## Goal
Select every line below containing the word "mGal".

## Information shown
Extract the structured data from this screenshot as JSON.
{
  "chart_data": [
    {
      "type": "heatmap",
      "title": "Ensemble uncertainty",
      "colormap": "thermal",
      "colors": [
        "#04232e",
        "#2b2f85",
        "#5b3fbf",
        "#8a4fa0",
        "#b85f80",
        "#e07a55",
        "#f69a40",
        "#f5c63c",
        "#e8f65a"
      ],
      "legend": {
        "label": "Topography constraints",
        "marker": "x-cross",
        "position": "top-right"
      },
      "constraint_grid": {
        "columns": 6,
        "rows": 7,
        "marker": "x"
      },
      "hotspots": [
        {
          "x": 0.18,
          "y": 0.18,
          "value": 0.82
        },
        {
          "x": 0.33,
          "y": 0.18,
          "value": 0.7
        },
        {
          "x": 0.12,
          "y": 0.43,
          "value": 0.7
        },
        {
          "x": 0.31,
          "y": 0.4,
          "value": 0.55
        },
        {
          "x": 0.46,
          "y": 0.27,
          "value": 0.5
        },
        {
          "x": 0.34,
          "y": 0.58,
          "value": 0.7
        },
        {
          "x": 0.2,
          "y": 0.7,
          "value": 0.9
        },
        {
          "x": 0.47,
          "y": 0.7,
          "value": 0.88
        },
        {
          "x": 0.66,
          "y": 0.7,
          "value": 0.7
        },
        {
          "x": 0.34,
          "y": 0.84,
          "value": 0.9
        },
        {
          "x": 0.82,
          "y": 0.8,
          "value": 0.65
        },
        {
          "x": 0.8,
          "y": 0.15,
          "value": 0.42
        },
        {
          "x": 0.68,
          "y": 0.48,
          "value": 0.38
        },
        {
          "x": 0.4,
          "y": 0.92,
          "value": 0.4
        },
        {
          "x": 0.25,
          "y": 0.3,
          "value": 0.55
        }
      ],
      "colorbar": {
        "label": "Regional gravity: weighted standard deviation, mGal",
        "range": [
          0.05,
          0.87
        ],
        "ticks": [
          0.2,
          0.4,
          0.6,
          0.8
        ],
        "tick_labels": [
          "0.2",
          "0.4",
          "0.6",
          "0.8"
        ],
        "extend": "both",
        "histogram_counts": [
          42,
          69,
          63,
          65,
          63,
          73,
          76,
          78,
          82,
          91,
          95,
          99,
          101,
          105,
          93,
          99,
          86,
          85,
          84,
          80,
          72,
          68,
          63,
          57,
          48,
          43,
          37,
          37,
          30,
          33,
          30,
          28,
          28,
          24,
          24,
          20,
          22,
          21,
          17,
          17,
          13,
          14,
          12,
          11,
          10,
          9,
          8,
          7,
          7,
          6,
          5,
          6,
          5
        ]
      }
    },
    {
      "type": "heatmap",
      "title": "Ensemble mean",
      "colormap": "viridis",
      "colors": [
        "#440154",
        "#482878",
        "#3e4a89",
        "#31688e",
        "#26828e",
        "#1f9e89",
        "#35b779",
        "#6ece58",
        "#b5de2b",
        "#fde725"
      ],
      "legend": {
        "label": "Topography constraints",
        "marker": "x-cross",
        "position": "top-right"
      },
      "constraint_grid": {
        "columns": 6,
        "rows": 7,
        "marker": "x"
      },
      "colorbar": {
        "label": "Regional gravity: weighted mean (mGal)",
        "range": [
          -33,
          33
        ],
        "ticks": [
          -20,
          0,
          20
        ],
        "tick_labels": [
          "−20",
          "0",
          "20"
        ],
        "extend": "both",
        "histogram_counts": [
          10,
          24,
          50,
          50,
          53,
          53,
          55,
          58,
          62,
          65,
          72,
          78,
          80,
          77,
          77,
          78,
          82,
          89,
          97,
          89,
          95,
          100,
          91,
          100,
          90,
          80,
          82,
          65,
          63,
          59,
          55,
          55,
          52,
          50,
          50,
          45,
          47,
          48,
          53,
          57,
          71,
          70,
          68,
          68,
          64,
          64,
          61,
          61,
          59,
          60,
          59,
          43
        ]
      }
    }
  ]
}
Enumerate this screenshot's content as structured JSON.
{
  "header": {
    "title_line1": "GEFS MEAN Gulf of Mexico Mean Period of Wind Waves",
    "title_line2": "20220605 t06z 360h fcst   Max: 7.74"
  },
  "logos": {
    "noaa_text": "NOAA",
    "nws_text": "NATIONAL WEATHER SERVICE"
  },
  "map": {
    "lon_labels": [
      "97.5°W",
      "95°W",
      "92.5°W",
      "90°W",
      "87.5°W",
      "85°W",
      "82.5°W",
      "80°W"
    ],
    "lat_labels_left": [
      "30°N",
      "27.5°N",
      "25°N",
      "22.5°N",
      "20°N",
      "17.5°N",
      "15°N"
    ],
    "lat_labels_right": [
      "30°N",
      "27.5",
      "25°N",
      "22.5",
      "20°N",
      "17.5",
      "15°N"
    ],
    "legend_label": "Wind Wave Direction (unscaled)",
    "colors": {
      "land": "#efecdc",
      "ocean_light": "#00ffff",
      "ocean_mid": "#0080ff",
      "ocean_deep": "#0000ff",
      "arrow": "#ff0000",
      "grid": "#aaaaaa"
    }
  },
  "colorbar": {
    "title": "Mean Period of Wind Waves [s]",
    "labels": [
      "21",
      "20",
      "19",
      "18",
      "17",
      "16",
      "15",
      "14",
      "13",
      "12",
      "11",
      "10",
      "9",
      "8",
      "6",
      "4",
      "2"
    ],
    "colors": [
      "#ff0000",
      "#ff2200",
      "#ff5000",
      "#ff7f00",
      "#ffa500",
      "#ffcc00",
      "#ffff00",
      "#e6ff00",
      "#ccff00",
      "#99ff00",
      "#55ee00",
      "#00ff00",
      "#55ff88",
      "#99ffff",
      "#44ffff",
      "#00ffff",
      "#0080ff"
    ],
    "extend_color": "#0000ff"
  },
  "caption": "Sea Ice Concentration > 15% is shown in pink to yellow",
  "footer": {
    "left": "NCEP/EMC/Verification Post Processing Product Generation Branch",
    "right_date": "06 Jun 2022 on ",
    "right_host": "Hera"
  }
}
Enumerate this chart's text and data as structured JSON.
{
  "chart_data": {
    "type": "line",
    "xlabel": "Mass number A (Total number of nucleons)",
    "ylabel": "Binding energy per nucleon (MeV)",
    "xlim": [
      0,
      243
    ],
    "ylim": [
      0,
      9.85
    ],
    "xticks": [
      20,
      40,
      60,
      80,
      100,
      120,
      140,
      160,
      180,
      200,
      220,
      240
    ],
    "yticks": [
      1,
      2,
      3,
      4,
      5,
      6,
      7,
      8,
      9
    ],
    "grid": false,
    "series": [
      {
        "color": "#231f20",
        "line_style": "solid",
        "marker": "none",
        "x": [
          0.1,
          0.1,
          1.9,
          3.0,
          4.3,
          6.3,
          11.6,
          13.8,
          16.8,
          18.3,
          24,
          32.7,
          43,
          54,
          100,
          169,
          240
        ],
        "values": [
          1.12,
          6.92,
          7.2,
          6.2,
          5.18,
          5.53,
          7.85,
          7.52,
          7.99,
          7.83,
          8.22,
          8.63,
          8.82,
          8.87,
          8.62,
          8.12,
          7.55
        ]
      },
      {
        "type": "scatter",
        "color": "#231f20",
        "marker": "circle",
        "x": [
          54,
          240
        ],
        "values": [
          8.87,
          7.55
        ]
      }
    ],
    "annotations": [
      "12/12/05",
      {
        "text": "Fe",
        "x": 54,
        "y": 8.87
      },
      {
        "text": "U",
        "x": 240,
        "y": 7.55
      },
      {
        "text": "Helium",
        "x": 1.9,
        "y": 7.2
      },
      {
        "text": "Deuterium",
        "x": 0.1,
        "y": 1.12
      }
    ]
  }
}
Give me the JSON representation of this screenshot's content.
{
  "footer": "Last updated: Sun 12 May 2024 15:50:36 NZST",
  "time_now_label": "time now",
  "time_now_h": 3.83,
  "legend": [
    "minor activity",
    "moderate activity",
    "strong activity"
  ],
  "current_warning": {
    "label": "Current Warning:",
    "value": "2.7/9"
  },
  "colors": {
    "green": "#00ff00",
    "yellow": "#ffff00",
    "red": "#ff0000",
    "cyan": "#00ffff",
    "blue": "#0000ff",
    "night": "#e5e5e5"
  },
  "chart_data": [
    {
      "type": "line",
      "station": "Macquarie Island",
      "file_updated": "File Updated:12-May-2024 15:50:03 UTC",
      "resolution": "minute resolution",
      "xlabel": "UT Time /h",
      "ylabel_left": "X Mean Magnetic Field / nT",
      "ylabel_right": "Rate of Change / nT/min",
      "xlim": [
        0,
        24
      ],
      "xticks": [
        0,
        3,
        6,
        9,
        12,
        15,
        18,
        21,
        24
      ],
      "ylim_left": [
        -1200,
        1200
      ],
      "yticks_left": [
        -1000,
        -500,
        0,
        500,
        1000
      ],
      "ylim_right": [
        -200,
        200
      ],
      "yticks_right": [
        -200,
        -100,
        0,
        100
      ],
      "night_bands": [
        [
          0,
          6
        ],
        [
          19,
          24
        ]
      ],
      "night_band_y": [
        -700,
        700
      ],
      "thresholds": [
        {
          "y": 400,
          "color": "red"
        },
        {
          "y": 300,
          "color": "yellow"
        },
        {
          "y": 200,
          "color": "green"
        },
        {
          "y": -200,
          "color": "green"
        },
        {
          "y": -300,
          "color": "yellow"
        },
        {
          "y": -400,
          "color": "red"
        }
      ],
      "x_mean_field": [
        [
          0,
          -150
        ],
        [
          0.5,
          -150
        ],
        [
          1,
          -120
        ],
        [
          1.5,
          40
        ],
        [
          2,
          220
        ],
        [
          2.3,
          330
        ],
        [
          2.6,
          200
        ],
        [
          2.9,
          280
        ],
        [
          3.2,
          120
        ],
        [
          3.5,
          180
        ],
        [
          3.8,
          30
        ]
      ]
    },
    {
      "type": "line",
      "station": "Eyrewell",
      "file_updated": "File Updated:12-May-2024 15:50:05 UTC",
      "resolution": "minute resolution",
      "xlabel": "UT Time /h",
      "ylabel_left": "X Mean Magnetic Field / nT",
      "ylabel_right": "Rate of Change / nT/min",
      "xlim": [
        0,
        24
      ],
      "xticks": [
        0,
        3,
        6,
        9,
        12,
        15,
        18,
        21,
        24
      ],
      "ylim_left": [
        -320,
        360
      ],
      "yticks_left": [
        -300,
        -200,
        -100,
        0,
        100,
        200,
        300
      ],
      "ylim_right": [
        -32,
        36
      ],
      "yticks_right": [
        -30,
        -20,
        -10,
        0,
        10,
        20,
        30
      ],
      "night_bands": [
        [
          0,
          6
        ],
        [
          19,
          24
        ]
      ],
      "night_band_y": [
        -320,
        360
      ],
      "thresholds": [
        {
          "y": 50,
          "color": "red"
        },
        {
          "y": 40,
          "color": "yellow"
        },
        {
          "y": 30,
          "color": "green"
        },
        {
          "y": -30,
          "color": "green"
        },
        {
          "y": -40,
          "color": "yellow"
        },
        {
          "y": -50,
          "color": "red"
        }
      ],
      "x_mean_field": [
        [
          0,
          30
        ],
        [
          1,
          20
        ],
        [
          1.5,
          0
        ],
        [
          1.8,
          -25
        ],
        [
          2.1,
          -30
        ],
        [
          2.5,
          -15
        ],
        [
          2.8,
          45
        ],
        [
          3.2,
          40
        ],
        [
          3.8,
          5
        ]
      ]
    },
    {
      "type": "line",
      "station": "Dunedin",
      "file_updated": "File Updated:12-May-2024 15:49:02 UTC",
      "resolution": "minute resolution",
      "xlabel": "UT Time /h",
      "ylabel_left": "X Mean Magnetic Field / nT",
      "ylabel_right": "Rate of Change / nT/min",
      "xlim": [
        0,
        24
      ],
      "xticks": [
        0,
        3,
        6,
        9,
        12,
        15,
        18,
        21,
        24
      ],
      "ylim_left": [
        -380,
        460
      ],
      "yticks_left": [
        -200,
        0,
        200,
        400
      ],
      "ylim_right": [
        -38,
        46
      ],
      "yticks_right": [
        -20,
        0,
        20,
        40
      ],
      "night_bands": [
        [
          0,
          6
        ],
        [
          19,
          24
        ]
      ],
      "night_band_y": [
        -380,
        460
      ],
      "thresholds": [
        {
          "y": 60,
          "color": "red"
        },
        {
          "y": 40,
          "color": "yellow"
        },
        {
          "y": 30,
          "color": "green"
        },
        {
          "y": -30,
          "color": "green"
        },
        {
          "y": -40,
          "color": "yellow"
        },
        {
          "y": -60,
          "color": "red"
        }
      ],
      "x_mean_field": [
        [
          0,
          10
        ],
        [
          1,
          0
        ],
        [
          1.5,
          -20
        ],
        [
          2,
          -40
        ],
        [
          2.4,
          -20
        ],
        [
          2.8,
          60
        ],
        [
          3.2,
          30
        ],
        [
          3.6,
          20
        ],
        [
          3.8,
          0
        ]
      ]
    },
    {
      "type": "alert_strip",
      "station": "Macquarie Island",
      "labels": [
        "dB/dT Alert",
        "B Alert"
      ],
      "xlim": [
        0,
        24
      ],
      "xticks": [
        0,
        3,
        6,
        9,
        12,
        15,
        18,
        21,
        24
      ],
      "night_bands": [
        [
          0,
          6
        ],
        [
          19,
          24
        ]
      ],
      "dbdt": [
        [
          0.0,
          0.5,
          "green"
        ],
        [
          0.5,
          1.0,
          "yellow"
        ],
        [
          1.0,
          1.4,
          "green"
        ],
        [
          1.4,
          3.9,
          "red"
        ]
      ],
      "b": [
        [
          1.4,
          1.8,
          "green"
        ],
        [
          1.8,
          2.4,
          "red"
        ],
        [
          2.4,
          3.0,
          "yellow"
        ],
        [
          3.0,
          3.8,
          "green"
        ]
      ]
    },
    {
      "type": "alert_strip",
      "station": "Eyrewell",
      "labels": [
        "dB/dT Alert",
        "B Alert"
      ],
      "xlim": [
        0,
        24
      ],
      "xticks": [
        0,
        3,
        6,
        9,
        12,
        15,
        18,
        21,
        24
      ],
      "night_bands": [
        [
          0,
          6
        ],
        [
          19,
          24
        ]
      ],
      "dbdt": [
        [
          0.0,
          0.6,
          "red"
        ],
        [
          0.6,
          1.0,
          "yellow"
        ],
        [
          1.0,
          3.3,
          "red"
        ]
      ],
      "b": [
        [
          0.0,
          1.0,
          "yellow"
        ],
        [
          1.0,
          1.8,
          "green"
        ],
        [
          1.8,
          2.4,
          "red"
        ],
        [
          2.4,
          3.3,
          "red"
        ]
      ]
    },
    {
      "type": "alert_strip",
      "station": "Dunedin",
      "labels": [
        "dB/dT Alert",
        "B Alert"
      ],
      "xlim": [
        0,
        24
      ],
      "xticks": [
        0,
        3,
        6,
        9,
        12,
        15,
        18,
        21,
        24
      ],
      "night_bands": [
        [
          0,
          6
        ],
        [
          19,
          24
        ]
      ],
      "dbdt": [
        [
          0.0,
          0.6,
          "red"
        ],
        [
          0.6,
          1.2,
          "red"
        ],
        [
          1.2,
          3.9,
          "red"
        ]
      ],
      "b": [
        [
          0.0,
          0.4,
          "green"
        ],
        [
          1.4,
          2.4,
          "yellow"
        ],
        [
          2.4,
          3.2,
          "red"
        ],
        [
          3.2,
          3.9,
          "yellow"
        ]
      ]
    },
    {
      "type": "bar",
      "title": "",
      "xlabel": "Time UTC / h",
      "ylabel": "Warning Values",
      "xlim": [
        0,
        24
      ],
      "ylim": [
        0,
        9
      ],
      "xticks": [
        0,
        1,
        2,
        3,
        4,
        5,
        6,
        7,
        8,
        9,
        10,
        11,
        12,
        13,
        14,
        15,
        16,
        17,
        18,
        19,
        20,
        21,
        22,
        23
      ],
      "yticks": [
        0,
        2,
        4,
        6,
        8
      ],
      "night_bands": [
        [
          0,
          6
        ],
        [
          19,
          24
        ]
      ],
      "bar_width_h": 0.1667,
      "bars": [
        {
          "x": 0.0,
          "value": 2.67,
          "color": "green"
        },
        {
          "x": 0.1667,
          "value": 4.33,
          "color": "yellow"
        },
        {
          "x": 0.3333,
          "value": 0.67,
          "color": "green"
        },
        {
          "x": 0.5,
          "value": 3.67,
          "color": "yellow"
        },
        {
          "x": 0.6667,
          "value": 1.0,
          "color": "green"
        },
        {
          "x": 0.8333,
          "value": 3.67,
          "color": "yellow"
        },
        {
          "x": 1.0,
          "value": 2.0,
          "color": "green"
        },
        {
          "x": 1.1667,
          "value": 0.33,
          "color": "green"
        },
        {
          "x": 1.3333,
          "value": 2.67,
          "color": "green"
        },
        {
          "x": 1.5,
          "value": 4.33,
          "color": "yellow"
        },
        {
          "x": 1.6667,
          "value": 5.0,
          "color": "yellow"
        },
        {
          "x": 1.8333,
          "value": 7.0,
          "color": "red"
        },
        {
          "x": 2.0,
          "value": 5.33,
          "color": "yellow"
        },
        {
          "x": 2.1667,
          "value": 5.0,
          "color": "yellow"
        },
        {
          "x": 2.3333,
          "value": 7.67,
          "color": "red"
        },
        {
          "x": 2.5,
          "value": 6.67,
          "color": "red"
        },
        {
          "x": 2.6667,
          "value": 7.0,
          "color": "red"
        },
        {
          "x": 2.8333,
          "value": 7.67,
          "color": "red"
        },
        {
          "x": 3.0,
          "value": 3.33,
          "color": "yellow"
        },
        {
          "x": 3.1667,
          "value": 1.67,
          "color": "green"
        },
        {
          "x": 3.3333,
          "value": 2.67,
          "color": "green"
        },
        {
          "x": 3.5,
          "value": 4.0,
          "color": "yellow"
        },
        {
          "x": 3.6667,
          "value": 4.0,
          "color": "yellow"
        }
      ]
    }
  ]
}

## Finished task
        "label": "Regional gravity: weighted standard deviation, mGal",
        "label": "Regional gravity: weighted mean (mGal)",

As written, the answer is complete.